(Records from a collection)
/---

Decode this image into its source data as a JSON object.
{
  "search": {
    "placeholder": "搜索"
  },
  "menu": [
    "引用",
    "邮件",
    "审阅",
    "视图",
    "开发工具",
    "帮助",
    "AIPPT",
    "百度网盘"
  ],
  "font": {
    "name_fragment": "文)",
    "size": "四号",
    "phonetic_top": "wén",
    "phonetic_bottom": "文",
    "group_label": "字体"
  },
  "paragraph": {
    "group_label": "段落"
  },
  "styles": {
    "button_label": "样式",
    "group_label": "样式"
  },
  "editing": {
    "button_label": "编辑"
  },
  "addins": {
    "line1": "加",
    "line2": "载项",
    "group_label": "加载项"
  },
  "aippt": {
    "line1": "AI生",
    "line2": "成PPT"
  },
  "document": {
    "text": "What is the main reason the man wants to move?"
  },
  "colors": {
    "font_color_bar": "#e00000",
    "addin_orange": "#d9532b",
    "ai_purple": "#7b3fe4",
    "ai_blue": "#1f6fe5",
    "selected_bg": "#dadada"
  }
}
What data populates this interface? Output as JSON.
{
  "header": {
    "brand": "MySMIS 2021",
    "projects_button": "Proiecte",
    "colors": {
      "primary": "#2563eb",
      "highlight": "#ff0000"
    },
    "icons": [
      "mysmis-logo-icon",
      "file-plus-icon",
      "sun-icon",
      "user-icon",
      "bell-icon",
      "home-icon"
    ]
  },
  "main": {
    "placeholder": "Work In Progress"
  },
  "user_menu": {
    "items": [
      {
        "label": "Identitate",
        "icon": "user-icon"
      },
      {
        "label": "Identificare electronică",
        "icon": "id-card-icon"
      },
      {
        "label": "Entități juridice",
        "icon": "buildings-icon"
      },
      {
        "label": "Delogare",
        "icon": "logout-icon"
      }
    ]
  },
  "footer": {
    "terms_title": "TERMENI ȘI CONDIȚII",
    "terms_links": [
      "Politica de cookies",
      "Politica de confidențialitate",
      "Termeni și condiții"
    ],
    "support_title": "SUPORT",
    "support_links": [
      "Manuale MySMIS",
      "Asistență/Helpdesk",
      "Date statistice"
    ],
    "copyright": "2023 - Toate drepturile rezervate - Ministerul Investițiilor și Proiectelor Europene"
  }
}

\---

▶ [GIVEN INSTRUCTION]: From the records above, extract each line exactly as shown.

▶ [RESPONSE TO THIS EXERCISE]:
Decode this image into its source data as a JSON object.
{
  "search": {
    "placeholder": "搜索"
  },
  "menu": [
    "引用",
    "邮件",
    "审阅",
    "视图",
    "开发工具",
    "帮助",
    "AIPPT",
    "百度网盘"
  ],
  "font": {
    "name_fragment": "文)",
    "size": "四号",
    "phonetic_top": "wén",
    "phonetic_bottom": "文",
    "group_label": "字体"
  },
  "paragraph": {
    "group_label": "段落"
  },
  "styles": {
    "button_label": "样式",
    "group_label": "样式"
  },
  "editing": {
    "button_label": "编辑"
  },
  "addins": {
    "line1": "加",
    "line2": "载项",
    "group_label": "加载项"
  },
  "aippt": {
    "line1": "AI生",
    "line2": "成PPT"
  },
  "document": {
    "text": "What is the main reason the man wants to move?"
  },
  "colors": {
    "font_color_bar": "#e00000",
    "addin_orange": "#d9532b",
    "ai_purple": "#7b3fe4",
    "ai_blue": "#1f6fe5",
    "selected_bg": "#dadada"
  }
}
What data populates this interface? Output as JSON.
{
  "header": {
    "brand": "MySMIS 2021",
    "projects_button": "Proiecte",
    "colors": {
      "primary": "#2563eb",
      "highlight": "#ff0000"
    },
    "icons": [
      "mysmis-logo-icon",
      "file-plus-icon",
      "sun-icon",
      "user-icon",
      "bell-icon",
      "home-icon"
    ]
  },
  "main": {
    "placeholder": "Work In Progress"
  },
  "user_menu": {
    "items": [
      {
        "label": "Identitate",
        "icon": "user-icon"
      },
      {
        "label": "Identificare electronică",
        "icon": "id-card-icon"
      },
      {
        "label": "Entități juridice",
        "icon": "buildings-icon"
      },
      {
        "label": "Delogare",
        "icon": "logout-icon"
      }
    ]
  },
  "footer": {
    "terms_title": "TERMENI ȘI CONDIȚII",
    "terms_links": [
      "Politica de cookies",
      "Politica de confidențialitate",
      "Termeni și condiții"
    ],
    "support_title": "SUPORT",
    "support_links": [
      "Manuale MySMIS",
      "Asistență/Helpdesk",
      "Date statistice"
    ],
    "copyright": "2023 - Toate drepturile rezervate - Ministerul Investițiilor și Proiectelor Europene"
  }
}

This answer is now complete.